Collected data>
= = = = = = =

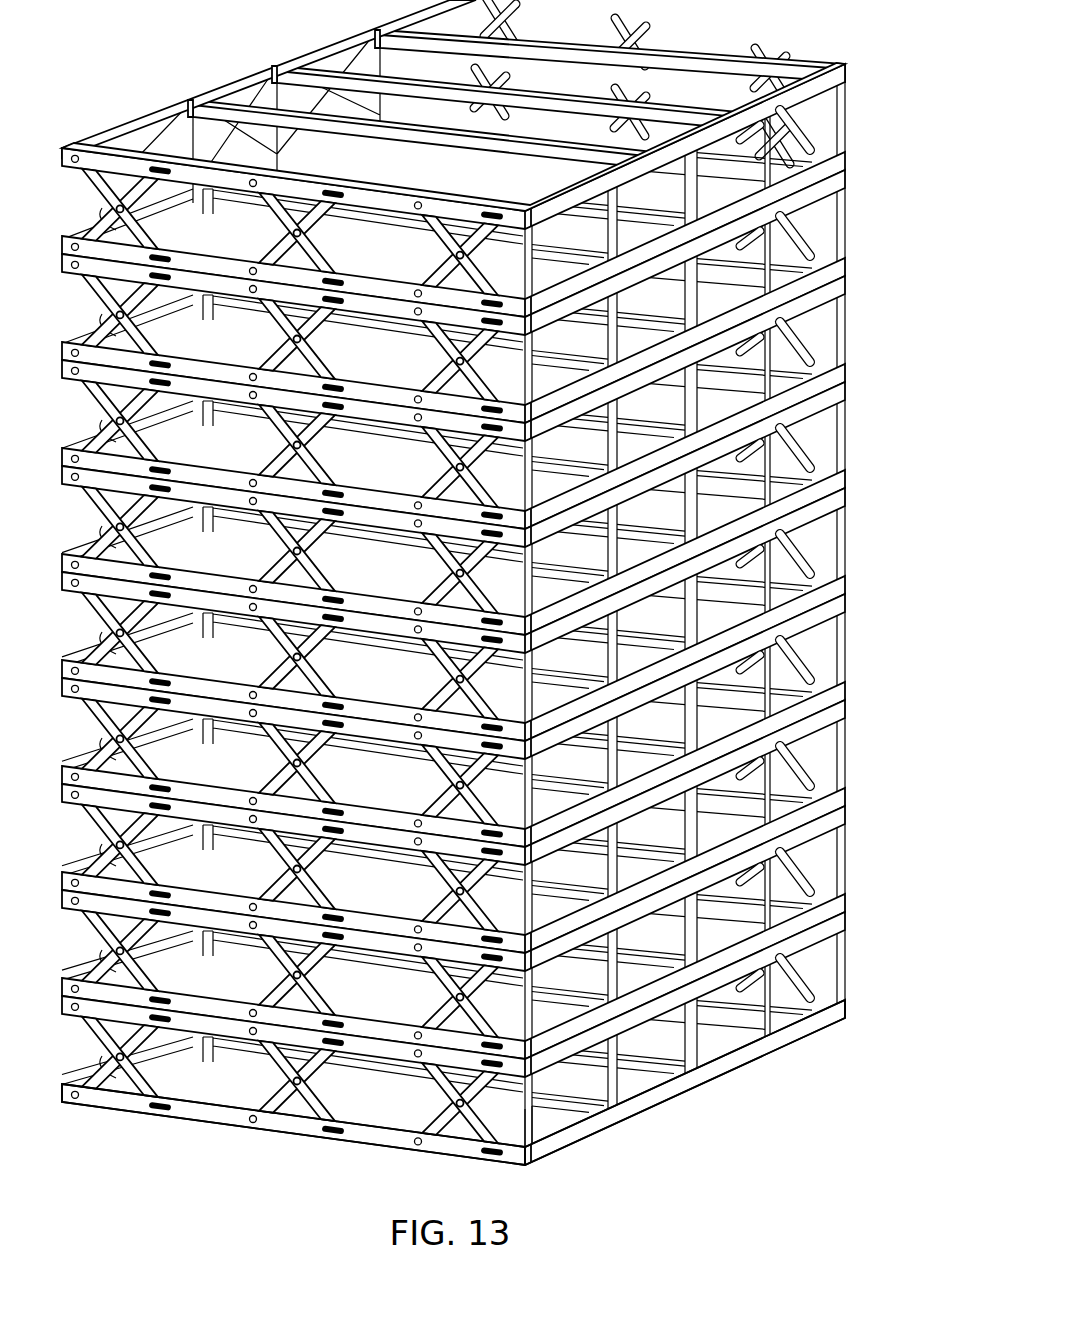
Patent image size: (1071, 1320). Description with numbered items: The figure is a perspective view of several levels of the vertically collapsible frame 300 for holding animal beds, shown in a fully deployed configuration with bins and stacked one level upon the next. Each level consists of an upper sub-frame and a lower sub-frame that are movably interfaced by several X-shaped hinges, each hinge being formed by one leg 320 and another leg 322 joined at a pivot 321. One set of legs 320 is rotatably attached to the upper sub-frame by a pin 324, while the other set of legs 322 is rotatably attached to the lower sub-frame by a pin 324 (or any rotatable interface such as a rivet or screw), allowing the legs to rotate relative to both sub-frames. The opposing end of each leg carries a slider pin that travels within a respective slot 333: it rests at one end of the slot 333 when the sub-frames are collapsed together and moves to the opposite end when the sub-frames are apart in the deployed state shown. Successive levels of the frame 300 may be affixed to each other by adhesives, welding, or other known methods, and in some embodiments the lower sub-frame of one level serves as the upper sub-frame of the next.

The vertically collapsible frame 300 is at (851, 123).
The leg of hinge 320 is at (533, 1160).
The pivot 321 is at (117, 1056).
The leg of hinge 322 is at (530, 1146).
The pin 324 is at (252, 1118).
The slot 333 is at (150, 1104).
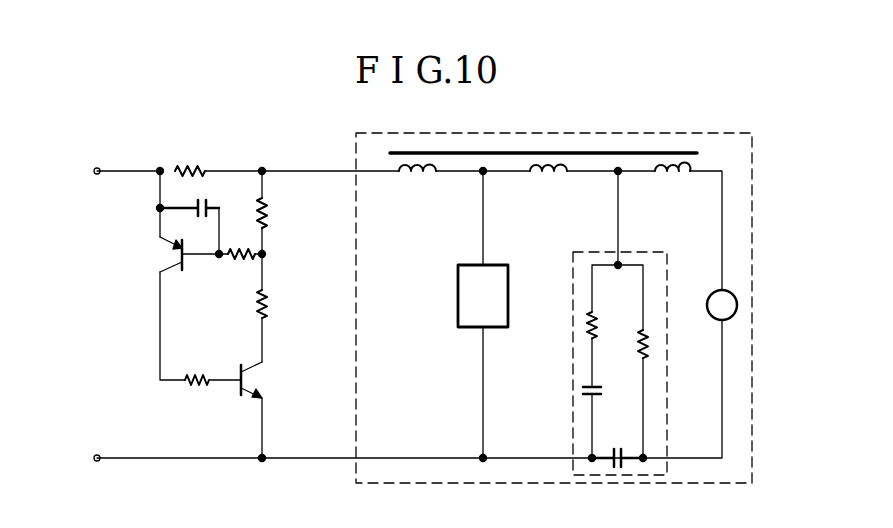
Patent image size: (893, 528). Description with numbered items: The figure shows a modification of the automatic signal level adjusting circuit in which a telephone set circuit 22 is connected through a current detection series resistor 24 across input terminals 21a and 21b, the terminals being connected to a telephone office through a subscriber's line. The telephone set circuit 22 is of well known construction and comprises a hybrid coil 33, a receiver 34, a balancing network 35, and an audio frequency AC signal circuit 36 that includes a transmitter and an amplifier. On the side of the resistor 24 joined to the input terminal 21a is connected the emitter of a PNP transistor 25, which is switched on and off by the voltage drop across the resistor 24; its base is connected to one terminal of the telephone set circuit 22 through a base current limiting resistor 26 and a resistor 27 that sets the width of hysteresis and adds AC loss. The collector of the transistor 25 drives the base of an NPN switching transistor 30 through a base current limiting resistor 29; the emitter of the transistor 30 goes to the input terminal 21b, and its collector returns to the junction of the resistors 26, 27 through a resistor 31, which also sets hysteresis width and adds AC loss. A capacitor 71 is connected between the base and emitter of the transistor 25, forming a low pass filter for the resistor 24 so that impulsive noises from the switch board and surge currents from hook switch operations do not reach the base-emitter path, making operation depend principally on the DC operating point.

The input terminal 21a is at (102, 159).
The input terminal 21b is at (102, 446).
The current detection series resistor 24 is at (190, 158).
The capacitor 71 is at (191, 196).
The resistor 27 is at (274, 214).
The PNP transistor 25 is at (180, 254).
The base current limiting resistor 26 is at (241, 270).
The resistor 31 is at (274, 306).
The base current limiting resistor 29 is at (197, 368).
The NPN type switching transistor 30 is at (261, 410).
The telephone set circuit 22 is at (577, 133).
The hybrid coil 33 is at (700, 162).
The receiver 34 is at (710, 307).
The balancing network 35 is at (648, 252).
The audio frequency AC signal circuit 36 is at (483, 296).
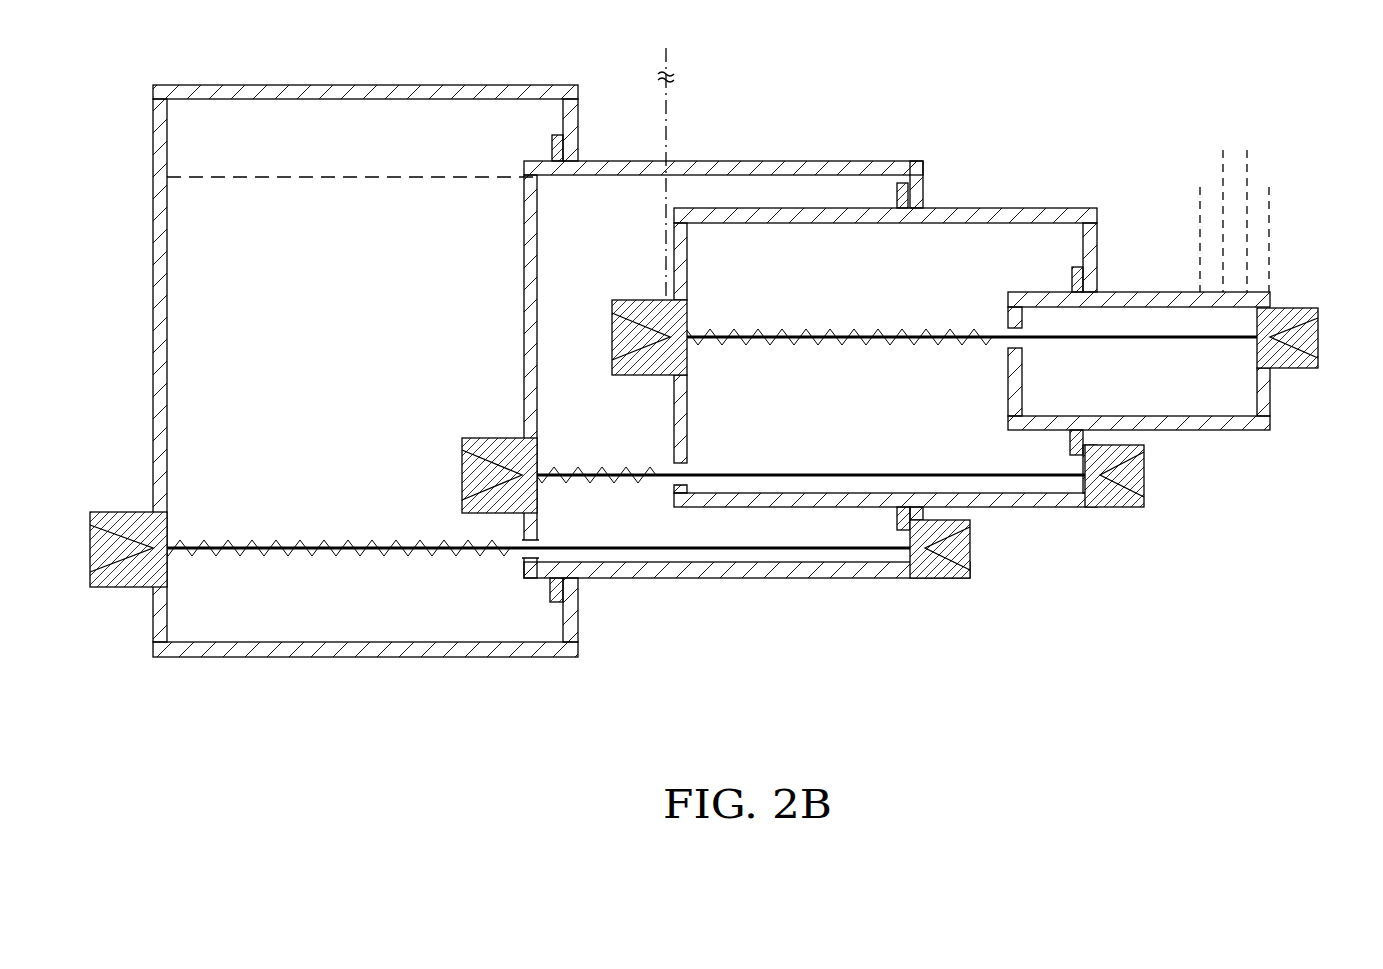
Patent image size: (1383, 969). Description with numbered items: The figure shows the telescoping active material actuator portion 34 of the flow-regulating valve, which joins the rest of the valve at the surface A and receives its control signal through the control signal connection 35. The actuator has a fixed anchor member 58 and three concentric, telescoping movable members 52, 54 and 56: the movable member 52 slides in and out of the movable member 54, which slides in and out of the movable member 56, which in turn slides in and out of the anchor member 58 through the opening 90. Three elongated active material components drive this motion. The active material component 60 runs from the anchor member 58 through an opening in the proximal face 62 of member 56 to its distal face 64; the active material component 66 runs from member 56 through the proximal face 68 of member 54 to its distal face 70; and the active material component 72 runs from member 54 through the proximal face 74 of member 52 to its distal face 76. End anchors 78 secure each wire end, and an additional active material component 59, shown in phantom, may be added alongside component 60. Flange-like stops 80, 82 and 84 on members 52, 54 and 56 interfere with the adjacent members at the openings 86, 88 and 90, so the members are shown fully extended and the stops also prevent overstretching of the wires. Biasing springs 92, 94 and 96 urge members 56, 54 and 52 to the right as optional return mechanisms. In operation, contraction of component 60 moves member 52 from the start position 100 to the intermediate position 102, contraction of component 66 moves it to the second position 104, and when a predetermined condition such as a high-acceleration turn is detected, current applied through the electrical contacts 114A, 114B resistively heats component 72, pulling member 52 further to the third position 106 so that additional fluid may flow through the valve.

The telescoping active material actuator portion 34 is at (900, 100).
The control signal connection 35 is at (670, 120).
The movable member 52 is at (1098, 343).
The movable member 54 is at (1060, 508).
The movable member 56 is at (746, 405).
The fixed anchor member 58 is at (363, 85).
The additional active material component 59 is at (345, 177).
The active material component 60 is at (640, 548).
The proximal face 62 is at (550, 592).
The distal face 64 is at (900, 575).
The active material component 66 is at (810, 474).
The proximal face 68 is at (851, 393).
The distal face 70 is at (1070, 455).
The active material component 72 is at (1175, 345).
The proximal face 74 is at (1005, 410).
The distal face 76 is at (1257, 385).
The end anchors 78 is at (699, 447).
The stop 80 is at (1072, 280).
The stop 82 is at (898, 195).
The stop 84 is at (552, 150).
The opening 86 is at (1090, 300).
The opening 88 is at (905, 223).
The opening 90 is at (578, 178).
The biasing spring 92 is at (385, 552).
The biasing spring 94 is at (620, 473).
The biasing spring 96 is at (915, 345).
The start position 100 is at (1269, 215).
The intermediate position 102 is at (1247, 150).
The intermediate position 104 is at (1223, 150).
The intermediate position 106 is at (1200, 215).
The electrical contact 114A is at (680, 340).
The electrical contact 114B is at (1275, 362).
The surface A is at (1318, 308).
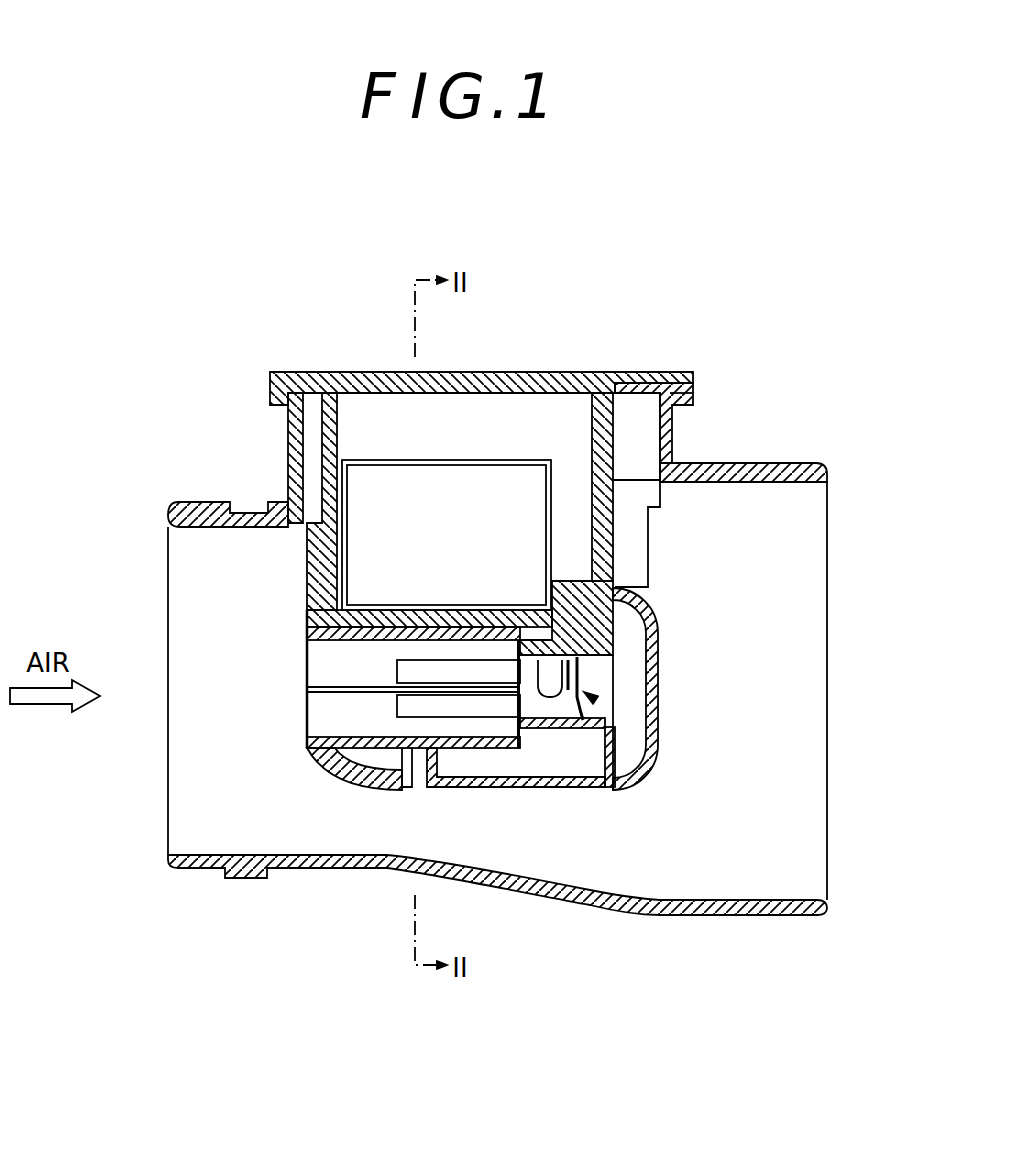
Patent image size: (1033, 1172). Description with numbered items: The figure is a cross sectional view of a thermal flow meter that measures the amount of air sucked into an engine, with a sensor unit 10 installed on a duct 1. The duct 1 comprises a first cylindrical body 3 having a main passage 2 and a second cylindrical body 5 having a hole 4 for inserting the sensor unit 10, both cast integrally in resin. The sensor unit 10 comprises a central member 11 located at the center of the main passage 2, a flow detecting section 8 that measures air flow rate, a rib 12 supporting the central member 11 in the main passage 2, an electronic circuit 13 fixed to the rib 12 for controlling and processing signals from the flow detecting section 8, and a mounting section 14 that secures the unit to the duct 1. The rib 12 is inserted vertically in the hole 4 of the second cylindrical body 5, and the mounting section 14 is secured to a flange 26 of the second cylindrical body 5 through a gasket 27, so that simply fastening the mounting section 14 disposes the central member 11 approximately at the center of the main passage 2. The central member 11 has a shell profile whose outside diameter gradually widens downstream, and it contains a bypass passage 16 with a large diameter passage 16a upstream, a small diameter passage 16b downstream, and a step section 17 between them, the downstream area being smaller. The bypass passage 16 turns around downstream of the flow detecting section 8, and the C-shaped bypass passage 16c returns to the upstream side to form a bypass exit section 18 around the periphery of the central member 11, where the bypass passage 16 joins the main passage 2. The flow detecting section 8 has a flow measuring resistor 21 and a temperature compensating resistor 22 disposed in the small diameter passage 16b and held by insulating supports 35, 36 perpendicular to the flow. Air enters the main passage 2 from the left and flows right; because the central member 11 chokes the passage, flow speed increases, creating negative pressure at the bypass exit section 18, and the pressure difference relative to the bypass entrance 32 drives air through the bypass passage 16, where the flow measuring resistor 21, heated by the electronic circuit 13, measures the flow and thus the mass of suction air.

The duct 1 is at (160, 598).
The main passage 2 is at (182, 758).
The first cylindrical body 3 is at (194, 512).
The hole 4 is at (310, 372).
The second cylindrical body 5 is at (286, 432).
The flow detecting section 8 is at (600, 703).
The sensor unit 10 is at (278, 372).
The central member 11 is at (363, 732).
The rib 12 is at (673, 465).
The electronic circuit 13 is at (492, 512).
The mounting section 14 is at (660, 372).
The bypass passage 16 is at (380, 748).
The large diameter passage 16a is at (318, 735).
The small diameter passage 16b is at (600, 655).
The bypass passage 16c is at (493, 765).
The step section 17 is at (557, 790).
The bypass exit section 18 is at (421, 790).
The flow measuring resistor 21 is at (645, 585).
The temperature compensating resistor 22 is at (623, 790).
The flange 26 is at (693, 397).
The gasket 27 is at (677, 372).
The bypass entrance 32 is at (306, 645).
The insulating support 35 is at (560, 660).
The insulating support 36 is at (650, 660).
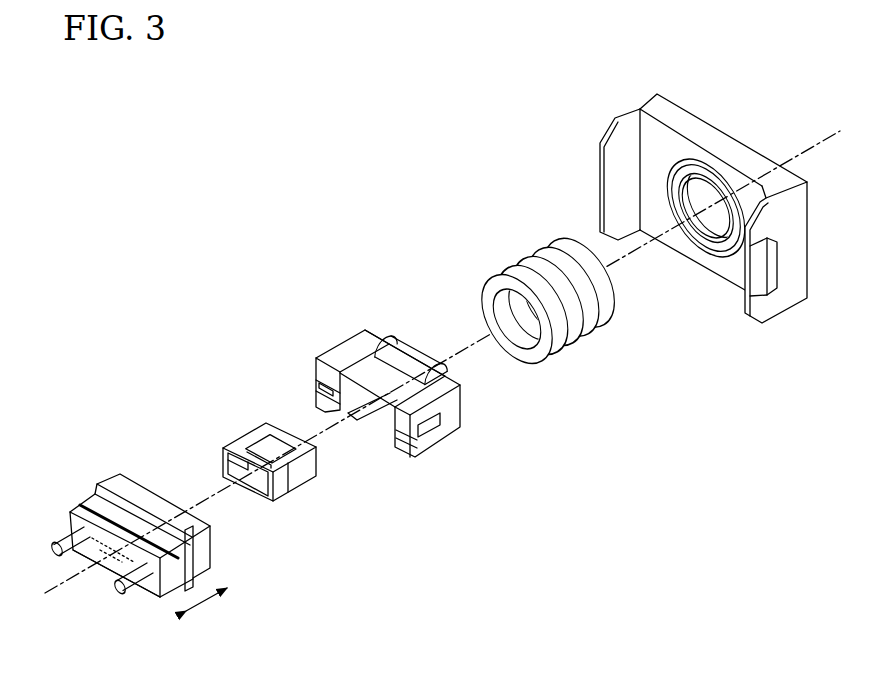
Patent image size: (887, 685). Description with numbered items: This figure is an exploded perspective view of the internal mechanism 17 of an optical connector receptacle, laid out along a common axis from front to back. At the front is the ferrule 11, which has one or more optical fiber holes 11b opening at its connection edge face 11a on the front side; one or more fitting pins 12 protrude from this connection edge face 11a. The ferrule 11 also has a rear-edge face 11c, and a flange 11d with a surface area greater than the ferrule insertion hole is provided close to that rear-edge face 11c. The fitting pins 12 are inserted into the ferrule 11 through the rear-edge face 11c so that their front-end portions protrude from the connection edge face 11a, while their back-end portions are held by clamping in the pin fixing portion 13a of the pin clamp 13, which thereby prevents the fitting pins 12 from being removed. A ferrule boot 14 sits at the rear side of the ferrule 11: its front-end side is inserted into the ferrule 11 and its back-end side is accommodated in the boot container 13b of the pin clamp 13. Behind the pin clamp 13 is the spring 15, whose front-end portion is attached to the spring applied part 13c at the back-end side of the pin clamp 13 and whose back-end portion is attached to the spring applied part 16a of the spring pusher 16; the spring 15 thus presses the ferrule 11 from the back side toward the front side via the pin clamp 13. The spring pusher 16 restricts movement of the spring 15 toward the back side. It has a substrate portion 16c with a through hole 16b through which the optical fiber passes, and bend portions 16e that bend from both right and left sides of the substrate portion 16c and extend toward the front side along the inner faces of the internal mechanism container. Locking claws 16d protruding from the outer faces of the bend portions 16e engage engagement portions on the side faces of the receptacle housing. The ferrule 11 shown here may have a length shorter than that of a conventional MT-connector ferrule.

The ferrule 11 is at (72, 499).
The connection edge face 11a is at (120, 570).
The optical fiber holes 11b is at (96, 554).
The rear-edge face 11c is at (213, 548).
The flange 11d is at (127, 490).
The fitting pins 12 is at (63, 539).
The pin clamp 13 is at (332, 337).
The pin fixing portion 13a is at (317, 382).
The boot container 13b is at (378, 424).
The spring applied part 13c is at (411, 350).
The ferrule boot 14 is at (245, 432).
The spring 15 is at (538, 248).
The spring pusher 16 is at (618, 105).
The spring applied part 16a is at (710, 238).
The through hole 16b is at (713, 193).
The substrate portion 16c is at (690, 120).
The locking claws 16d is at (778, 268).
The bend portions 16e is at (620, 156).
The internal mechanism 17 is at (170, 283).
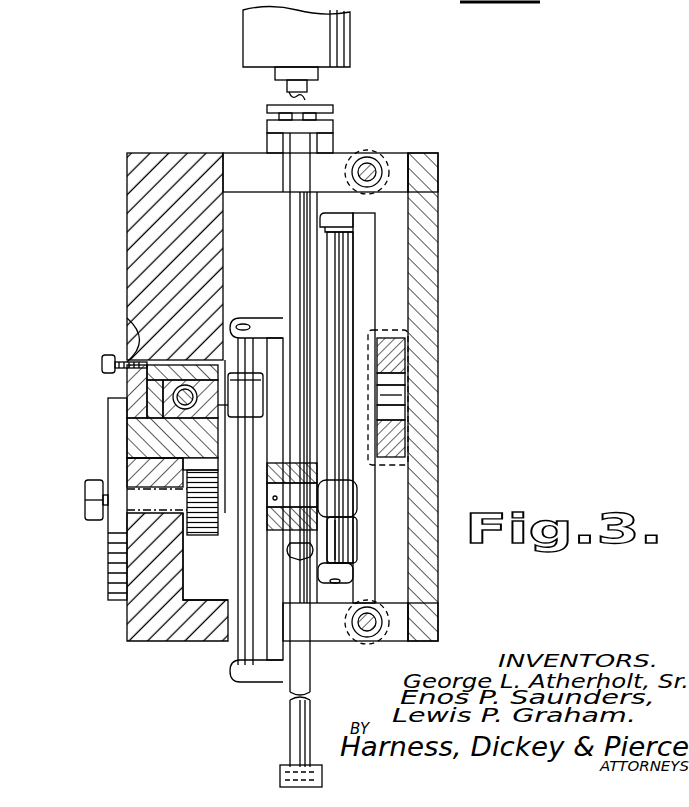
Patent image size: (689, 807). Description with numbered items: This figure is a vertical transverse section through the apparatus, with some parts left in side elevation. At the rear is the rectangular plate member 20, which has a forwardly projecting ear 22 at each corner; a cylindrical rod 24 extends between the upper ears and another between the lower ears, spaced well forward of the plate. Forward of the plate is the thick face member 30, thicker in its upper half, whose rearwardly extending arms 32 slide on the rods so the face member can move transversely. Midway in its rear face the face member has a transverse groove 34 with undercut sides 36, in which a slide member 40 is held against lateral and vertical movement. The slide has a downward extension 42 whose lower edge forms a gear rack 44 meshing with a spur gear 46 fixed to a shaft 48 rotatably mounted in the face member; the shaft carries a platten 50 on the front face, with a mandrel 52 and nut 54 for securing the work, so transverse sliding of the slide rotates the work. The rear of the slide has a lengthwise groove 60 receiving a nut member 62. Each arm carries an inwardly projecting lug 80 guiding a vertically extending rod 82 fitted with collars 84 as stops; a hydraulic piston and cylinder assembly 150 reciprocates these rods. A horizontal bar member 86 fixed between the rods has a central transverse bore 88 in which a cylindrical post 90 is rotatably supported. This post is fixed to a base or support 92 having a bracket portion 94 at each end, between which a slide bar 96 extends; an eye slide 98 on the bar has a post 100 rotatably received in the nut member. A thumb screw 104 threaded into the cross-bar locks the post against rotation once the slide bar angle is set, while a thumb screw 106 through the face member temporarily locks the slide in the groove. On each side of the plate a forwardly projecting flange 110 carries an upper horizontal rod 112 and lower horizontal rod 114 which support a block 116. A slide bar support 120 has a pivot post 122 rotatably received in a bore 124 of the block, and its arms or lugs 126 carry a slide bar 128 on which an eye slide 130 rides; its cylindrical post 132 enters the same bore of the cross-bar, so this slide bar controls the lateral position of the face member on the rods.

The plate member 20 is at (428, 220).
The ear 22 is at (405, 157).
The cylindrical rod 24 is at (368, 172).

= = = = = = =

EXERCISE>
Reproduce the lines from the beginning of the records through the line containing "The slot 333 is at (150, 1104).", inclusive, changing "animal beds" to "pet beds" and keeping everything else the same. Leave the pictures out of the output.

SOLUTION TO THE EXERCISE>
Patent image size: (1071, 1320). Description with numbered items: The figure is a perspective view of several levels of the vertically collapsible frame 300 for holding pet beds, shown in a fully deployed configuration with bins and stacked one level upon the next. Each level consists of an upper sub-frame and a lower sub-frame that are movably interfaced by several X-shaped hinges, each hinge being formed by one leg 320 and another leg 322 joined at a pivot 321. One set of legs 320 is rotatably attached to the upper sub-frame by a pin 324, while the other set of legs 322 is rotatably attached to the lower sub-frame by a pin 324 (or any rotatable interface such as a rivet or screw), allowing the legs to rotate relative to both sub-frames. The opposing end of each leg carries a slider pin that travels within a respective slot 333: it rests at one end of the slot 333 when the sub-frames are collapsed together and moves to the opposite end when the sub-frames are apart in the deployed state shown. Successive levels of the frame 300 may be affixed to each other by adhesives, welding, or other known methods, and in some embodiments the lower sub-frame of one level serves as the upper sub-frame of the next.

The vertically collapsible frame 300 is at (851, 123).
The leg of hinge 320 is at (533, 1160).
The pivot 321 is at (117, 1056).
The leg of hinge 322 is at (530, 1146).
The pin 324 is at (252, 1118).
The slot 333 is at (150, 1104).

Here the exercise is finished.